What the exercise asks:
Collect the lines of the entries where "للمساعدة" shows up.

Stored rows:

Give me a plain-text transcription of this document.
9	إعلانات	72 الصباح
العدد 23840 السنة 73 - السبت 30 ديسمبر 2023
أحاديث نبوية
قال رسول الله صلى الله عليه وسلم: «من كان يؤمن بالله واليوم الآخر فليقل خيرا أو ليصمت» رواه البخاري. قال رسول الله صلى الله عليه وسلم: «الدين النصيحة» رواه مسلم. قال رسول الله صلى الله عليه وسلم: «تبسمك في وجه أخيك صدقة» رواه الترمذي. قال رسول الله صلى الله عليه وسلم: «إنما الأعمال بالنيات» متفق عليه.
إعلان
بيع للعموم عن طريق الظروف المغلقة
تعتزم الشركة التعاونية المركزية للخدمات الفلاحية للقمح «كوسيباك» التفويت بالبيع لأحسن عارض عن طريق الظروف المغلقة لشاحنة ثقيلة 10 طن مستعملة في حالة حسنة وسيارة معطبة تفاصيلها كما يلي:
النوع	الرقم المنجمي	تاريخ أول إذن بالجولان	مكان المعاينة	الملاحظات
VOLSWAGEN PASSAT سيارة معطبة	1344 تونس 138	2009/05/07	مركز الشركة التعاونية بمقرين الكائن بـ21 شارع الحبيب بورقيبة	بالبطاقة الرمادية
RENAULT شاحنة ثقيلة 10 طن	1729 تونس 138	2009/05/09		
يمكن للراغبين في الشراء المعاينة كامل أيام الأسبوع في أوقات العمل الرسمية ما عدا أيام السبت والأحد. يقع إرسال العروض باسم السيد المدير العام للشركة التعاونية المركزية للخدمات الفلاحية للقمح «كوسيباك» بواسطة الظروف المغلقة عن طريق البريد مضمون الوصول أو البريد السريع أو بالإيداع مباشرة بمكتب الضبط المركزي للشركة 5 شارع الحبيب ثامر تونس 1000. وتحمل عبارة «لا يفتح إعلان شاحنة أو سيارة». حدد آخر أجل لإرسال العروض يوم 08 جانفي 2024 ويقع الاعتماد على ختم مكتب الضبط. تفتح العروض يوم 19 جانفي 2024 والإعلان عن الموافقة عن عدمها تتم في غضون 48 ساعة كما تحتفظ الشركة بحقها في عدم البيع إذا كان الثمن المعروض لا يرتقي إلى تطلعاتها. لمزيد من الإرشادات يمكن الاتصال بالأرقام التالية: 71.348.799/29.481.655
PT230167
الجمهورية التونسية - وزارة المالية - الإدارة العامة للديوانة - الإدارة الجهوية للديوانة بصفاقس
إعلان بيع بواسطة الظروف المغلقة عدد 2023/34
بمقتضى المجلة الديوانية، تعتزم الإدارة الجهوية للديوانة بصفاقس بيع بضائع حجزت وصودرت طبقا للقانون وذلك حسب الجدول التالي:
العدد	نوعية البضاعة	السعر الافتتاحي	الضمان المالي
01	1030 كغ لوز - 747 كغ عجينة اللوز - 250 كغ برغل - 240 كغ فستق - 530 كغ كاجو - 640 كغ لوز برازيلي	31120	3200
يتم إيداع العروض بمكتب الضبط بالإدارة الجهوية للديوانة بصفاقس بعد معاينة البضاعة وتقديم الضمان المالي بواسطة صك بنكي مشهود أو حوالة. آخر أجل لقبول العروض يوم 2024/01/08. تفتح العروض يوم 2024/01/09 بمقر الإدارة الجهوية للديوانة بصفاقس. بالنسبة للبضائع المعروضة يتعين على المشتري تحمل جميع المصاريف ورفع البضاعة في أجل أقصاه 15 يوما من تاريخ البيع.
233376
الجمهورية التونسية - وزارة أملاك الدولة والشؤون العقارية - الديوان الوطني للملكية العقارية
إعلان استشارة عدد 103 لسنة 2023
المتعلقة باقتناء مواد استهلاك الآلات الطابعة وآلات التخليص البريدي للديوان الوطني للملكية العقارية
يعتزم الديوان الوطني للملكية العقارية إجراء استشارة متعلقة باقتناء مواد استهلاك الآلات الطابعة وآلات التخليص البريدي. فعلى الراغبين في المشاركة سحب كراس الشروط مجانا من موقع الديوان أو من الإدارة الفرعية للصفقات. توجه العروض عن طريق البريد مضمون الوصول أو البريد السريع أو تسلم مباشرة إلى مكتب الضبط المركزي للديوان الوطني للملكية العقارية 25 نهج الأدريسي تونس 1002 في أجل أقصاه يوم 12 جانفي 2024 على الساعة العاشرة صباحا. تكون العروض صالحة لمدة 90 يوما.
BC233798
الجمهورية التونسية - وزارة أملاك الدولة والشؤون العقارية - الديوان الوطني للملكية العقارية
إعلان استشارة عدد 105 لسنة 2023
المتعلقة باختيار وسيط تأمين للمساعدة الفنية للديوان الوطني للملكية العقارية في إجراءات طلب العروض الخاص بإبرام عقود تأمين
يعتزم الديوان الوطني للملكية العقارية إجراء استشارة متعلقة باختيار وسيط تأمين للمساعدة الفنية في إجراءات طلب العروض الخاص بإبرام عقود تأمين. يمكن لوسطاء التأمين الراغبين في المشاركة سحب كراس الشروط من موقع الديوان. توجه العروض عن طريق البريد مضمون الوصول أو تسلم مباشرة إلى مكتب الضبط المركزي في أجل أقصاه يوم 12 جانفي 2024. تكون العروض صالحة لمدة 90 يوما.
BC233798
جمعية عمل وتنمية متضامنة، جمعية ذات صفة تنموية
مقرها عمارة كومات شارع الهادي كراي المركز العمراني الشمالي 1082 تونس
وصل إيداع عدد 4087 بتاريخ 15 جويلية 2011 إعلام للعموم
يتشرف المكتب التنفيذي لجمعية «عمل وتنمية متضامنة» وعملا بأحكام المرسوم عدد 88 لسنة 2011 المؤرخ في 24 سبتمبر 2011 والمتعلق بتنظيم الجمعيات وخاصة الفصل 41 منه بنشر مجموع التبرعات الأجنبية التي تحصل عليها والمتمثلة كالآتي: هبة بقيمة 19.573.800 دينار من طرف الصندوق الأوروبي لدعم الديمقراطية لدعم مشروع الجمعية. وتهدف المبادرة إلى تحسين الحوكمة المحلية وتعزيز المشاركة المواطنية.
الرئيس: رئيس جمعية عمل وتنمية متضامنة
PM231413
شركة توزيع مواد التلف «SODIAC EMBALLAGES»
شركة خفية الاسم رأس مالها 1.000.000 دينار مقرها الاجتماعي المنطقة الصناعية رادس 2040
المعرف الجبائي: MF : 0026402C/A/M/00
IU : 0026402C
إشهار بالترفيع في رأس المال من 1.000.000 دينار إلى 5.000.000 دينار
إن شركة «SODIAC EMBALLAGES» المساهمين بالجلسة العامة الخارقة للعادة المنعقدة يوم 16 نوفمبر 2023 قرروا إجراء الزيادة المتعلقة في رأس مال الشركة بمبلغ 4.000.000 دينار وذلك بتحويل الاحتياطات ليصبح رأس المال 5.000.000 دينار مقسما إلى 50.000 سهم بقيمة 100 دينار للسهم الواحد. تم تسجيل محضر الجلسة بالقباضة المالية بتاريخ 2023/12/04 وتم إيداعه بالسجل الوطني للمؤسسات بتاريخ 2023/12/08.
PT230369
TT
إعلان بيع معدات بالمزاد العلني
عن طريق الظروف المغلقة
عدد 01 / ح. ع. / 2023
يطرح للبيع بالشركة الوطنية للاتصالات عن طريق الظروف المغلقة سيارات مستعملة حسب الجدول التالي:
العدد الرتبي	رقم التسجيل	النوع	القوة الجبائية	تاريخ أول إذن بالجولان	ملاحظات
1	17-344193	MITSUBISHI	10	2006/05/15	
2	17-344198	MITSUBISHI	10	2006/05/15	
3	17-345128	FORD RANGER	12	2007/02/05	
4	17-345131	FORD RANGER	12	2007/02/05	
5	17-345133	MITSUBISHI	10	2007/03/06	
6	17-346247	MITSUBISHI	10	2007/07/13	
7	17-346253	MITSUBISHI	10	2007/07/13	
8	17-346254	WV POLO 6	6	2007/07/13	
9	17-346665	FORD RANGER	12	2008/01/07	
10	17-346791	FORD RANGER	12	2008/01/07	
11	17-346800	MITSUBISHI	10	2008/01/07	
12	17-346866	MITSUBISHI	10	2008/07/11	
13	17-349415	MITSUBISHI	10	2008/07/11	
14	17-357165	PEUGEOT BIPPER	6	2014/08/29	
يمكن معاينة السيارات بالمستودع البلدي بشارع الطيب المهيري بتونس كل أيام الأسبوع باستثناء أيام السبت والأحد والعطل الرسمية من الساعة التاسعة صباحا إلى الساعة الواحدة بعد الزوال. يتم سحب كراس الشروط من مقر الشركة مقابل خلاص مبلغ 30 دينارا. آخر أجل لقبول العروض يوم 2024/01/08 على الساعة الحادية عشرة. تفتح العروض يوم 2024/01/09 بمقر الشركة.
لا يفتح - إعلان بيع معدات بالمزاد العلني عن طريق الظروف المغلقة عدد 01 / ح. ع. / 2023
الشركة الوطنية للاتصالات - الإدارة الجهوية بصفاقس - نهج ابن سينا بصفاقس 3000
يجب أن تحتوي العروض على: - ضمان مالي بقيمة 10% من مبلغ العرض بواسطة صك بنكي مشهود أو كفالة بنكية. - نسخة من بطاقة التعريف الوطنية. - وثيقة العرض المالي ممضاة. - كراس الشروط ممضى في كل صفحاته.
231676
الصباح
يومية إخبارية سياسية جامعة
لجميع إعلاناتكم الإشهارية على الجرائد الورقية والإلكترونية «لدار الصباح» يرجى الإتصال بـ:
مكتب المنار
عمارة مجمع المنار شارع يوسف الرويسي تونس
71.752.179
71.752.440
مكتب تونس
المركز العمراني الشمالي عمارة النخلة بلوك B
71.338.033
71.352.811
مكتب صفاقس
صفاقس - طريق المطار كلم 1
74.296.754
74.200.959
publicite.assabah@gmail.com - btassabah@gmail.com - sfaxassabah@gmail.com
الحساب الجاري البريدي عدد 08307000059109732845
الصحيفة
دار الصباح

Full response:
المتعلقة باختيار وسيط تأمين للمساعدة الفنية للديوان الوطني للملكية العقارية في إجراءات طلب العروض الخاص بإبرام عقود تأمين
يعتزم الديوان الوطني للملكية العقارية إجراء استشارة متعلقة باختيار وسيط تأمين للمساعدة الفنية في إجراءات طلب العروض الخاص بإبرام عقود تأمين. يمكن لوسطاء التأمين الراغبين في المشاركة سحب كراس الشروط من موقع الديوان. توجه العروض عن طريق البريد مضمون الوصول أو تسلم مباشرة إلى مكتب الضبط المركزي في أجل أقصاه يوم 12 جانفي 2024. تكون العروض صالحة لمدة 90 يوما.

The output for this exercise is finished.